_WHAT YOU ARE ASKED TO DO:_ State the number of lines, and only that number, in which the word "winter" appears.

START

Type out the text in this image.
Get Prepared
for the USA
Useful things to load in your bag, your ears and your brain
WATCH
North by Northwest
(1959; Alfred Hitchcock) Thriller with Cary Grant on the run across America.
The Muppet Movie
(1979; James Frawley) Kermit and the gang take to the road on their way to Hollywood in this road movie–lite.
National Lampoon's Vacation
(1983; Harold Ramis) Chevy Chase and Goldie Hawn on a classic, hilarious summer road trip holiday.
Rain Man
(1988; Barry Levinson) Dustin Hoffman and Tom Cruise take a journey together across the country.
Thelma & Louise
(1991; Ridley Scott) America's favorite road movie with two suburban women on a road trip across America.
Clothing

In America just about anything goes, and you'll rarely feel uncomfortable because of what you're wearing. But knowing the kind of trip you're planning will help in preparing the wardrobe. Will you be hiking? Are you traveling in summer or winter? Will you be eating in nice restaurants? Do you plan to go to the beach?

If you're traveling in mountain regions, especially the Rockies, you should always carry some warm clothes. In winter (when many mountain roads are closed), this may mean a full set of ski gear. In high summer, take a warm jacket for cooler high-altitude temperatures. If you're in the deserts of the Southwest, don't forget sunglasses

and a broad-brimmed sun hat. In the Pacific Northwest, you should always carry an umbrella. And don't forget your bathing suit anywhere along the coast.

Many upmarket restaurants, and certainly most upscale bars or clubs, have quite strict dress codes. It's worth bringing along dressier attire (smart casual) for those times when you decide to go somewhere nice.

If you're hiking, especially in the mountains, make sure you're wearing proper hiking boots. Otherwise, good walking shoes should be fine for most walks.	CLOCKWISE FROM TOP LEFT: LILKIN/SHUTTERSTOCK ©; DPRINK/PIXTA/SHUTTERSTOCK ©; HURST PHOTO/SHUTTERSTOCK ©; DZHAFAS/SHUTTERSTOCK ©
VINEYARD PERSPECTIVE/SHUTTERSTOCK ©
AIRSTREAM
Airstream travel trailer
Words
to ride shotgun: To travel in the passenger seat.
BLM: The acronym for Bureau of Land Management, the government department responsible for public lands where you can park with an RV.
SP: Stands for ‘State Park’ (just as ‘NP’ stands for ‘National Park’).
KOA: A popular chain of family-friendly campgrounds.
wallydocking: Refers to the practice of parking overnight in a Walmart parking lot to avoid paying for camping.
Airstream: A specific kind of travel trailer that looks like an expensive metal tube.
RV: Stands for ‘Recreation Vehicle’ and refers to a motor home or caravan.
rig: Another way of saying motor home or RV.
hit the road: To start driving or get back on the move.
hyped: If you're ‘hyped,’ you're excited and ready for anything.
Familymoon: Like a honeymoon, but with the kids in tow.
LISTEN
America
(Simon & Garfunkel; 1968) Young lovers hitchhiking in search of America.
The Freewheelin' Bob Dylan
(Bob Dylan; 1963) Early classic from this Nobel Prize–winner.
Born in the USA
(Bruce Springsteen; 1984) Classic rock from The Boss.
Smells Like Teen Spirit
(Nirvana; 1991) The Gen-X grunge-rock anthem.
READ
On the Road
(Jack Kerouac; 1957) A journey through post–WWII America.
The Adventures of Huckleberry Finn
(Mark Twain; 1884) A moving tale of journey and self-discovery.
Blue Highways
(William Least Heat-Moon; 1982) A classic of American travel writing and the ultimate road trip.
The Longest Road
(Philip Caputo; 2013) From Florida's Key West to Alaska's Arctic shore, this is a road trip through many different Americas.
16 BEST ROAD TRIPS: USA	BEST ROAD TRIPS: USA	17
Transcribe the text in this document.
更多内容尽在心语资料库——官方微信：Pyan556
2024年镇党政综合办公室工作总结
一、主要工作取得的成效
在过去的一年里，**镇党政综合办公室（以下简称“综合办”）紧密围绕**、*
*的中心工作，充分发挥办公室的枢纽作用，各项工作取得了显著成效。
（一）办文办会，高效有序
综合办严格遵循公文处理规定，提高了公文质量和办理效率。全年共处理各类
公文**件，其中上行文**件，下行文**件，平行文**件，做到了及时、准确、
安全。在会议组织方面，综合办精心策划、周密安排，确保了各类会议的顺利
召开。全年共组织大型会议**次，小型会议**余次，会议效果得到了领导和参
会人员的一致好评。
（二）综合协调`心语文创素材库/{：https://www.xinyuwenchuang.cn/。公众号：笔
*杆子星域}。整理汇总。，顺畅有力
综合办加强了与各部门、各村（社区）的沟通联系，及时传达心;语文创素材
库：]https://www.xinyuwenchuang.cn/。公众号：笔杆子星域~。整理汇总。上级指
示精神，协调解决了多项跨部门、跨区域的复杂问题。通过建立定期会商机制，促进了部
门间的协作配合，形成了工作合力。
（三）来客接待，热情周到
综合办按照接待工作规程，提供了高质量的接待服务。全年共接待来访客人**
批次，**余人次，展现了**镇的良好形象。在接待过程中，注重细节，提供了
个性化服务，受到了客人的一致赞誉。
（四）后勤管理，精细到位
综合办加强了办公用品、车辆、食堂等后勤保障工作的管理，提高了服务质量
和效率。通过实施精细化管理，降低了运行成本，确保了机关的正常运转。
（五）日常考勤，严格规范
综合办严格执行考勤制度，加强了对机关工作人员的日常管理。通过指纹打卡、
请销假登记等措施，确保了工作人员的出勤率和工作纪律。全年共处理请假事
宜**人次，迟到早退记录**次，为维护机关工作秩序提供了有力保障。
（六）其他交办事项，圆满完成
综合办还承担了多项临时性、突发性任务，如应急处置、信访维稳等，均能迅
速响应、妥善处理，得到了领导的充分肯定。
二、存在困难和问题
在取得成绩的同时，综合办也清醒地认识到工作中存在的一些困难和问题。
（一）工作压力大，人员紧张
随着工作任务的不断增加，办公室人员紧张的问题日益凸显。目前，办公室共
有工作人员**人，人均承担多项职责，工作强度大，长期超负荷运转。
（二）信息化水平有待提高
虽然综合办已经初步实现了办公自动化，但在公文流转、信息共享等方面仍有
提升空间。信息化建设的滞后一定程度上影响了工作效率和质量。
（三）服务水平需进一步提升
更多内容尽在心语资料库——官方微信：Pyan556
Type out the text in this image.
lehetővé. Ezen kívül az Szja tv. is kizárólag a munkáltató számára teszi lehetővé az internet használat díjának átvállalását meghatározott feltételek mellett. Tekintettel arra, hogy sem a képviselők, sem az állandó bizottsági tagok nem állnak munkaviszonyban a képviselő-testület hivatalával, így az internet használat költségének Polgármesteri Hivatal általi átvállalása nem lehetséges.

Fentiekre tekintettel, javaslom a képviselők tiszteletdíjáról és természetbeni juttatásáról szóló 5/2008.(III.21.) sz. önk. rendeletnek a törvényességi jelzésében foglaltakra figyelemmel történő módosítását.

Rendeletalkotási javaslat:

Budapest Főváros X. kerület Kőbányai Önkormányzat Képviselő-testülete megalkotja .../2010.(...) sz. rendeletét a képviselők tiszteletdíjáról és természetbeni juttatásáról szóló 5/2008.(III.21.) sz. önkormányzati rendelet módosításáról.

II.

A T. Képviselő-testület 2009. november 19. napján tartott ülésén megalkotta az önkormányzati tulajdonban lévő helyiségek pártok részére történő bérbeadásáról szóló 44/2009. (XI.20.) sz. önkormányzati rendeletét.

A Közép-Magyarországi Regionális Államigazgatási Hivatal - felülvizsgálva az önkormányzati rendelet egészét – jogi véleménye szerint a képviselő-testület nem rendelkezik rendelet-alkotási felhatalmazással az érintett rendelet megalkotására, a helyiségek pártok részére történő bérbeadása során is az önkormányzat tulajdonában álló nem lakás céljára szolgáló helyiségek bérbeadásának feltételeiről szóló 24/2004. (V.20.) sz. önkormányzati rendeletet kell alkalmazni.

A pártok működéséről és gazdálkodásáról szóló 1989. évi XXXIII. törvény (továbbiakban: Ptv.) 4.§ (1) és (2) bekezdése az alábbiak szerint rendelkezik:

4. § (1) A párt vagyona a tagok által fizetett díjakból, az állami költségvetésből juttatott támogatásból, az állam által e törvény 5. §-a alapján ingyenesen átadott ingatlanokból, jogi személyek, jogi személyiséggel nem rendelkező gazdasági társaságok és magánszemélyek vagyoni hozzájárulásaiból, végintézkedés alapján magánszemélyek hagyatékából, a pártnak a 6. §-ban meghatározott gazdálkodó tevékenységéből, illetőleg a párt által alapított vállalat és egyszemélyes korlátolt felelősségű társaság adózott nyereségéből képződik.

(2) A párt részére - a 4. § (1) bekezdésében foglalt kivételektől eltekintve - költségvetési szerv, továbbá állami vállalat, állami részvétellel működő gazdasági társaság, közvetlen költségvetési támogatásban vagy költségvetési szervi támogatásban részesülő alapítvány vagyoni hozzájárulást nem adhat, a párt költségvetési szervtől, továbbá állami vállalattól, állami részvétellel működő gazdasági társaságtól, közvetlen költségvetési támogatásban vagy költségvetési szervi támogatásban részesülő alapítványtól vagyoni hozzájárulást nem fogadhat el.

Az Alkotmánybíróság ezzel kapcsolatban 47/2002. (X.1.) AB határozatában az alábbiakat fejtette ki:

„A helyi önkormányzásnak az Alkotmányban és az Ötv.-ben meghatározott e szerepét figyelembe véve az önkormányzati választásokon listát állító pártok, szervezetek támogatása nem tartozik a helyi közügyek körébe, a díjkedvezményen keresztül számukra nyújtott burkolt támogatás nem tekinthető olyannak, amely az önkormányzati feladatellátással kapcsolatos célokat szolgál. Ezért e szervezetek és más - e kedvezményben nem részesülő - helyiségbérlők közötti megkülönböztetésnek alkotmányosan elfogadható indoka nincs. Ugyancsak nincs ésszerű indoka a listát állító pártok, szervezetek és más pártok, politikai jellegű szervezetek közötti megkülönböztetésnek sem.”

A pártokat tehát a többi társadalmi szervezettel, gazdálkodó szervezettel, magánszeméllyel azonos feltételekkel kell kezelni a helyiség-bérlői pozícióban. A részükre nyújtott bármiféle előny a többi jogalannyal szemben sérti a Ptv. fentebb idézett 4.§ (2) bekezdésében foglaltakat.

END

_ANSWER BELOW:_ 2